* What this task involves
Check each line of the material. Copy those containing "српске".

* Dataset rows
+++
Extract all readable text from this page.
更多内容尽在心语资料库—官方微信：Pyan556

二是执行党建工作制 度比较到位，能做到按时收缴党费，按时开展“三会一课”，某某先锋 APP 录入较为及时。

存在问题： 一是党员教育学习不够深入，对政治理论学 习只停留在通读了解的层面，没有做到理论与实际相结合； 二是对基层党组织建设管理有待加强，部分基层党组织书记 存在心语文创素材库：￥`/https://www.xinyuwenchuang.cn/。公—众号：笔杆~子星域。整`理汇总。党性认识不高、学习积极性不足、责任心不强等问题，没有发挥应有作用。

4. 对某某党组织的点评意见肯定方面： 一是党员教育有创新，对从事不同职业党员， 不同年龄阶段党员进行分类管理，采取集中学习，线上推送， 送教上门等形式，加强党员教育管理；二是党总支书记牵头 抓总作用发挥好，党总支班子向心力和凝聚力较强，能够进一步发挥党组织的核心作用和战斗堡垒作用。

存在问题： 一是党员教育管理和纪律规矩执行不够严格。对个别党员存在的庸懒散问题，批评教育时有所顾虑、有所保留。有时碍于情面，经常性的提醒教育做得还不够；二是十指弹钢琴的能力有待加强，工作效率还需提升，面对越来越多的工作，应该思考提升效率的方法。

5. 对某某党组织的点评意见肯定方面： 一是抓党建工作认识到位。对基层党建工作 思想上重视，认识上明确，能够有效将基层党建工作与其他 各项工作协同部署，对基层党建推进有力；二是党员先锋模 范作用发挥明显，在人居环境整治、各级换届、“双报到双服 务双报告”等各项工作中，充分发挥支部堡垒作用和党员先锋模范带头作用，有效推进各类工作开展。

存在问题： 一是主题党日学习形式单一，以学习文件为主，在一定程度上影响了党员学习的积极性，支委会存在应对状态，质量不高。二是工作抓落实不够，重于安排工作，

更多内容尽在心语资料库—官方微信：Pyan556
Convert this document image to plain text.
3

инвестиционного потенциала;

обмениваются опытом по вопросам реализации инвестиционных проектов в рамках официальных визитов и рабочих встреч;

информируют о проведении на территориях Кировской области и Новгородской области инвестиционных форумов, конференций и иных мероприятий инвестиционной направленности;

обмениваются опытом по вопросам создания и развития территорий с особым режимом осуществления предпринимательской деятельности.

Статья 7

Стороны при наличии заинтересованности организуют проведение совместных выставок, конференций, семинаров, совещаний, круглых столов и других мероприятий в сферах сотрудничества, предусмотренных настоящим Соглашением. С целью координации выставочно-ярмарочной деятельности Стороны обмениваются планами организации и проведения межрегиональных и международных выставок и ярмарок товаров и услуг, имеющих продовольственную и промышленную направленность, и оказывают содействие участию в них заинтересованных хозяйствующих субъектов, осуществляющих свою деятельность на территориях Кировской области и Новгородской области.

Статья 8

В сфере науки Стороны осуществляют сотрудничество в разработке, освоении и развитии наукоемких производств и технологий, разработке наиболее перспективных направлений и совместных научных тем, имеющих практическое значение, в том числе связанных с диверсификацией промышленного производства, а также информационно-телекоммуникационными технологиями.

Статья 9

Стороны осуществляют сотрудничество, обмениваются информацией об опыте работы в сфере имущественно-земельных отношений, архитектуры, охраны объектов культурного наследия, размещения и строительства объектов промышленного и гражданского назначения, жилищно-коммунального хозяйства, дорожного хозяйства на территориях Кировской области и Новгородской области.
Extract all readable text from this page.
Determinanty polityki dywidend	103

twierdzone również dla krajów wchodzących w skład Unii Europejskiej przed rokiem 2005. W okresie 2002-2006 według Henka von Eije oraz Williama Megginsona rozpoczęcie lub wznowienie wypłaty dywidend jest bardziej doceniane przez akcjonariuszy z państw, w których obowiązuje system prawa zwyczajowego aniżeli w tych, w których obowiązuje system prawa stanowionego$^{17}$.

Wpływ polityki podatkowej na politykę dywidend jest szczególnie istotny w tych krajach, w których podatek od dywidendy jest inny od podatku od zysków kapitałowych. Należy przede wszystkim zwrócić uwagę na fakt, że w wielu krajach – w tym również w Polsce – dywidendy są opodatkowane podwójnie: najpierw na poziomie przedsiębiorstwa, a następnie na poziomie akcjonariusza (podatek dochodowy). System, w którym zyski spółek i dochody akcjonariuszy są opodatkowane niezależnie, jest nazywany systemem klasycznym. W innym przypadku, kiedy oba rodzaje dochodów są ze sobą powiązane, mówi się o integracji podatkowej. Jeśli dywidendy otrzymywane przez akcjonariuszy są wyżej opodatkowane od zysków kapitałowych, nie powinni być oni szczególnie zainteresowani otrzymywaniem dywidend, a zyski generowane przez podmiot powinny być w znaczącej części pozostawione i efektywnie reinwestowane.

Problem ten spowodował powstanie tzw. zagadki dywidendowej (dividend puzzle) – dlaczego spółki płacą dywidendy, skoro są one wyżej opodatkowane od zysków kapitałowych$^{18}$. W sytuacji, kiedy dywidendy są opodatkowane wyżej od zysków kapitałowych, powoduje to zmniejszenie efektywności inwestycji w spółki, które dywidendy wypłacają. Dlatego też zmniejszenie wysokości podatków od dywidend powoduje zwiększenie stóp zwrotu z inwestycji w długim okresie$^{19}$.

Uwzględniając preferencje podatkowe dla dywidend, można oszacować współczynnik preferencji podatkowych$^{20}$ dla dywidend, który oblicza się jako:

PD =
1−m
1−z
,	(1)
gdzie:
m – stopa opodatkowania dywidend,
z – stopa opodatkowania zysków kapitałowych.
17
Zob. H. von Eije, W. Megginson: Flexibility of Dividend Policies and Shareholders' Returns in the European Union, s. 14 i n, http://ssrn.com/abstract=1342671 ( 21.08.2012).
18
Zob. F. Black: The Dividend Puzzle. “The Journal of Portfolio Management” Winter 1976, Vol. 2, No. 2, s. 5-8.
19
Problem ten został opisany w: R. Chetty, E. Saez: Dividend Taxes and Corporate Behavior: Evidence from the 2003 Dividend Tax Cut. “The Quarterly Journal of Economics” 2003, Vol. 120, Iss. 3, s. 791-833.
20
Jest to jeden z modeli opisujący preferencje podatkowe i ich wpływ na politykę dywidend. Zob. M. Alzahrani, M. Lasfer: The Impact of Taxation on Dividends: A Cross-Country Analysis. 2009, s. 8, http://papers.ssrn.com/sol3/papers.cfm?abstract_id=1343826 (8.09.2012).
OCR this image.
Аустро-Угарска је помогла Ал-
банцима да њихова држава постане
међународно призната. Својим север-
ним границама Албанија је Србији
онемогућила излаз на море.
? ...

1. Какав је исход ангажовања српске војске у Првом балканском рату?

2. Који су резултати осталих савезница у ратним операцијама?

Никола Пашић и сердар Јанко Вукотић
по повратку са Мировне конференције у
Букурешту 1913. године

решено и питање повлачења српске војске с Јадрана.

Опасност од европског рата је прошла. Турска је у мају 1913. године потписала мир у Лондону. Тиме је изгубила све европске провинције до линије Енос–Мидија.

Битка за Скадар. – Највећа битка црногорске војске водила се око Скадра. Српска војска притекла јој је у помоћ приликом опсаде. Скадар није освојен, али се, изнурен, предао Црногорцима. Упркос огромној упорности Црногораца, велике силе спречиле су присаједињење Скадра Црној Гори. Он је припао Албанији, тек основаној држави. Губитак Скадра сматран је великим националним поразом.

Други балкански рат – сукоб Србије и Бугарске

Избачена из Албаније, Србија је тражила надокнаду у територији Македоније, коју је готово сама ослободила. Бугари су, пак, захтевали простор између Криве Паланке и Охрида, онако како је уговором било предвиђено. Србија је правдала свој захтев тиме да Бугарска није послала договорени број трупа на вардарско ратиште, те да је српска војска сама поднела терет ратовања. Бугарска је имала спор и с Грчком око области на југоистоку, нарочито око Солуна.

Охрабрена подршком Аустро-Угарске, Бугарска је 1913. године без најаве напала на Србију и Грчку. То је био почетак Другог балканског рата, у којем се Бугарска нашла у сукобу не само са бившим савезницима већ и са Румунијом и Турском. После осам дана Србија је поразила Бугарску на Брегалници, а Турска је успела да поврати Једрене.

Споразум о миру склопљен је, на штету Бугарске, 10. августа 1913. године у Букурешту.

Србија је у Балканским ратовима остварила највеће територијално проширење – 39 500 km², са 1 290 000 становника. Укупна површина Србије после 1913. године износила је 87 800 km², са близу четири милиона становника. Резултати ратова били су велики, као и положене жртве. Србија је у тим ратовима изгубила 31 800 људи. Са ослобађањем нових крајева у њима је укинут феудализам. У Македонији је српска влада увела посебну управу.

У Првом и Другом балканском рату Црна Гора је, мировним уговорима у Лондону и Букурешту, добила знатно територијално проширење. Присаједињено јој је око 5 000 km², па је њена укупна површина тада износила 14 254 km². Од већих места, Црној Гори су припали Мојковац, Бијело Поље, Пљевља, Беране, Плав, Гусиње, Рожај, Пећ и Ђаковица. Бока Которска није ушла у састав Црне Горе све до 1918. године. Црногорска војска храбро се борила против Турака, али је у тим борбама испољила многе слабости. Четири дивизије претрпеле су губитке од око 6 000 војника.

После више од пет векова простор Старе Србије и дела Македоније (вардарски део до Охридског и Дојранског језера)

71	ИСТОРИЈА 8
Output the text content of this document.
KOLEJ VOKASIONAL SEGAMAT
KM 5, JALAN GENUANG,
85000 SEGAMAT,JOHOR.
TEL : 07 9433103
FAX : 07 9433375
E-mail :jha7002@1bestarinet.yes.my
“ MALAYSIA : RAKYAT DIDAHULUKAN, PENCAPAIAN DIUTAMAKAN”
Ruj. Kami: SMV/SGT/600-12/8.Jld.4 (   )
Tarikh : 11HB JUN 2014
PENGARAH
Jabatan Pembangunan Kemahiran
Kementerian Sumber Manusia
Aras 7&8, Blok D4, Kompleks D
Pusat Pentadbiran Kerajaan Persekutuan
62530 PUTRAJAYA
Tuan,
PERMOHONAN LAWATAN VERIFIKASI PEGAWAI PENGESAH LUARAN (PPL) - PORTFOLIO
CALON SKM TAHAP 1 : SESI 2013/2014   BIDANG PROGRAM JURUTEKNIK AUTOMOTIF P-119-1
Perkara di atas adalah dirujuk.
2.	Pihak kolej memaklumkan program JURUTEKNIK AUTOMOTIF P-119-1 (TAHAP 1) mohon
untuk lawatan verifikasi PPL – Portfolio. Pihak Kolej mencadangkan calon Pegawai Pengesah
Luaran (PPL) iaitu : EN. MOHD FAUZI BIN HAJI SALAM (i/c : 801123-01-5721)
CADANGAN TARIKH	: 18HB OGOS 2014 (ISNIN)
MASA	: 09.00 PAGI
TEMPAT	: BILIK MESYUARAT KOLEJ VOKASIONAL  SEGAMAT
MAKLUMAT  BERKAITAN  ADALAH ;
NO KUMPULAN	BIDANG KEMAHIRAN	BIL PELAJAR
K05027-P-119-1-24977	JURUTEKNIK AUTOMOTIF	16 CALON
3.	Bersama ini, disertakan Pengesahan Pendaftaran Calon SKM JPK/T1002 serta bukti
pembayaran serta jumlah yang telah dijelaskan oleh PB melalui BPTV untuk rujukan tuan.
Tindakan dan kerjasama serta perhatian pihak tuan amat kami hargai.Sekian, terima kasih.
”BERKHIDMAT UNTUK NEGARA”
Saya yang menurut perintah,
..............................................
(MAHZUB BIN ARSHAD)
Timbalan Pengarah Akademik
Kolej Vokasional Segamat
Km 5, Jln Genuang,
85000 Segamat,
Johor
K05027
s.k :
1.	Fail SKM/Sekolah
+++
* Answer below
1. Какав је исход ангажовања српске војске у Првом балканском рату?
решено и питање повлачења српске војске с Јадрана.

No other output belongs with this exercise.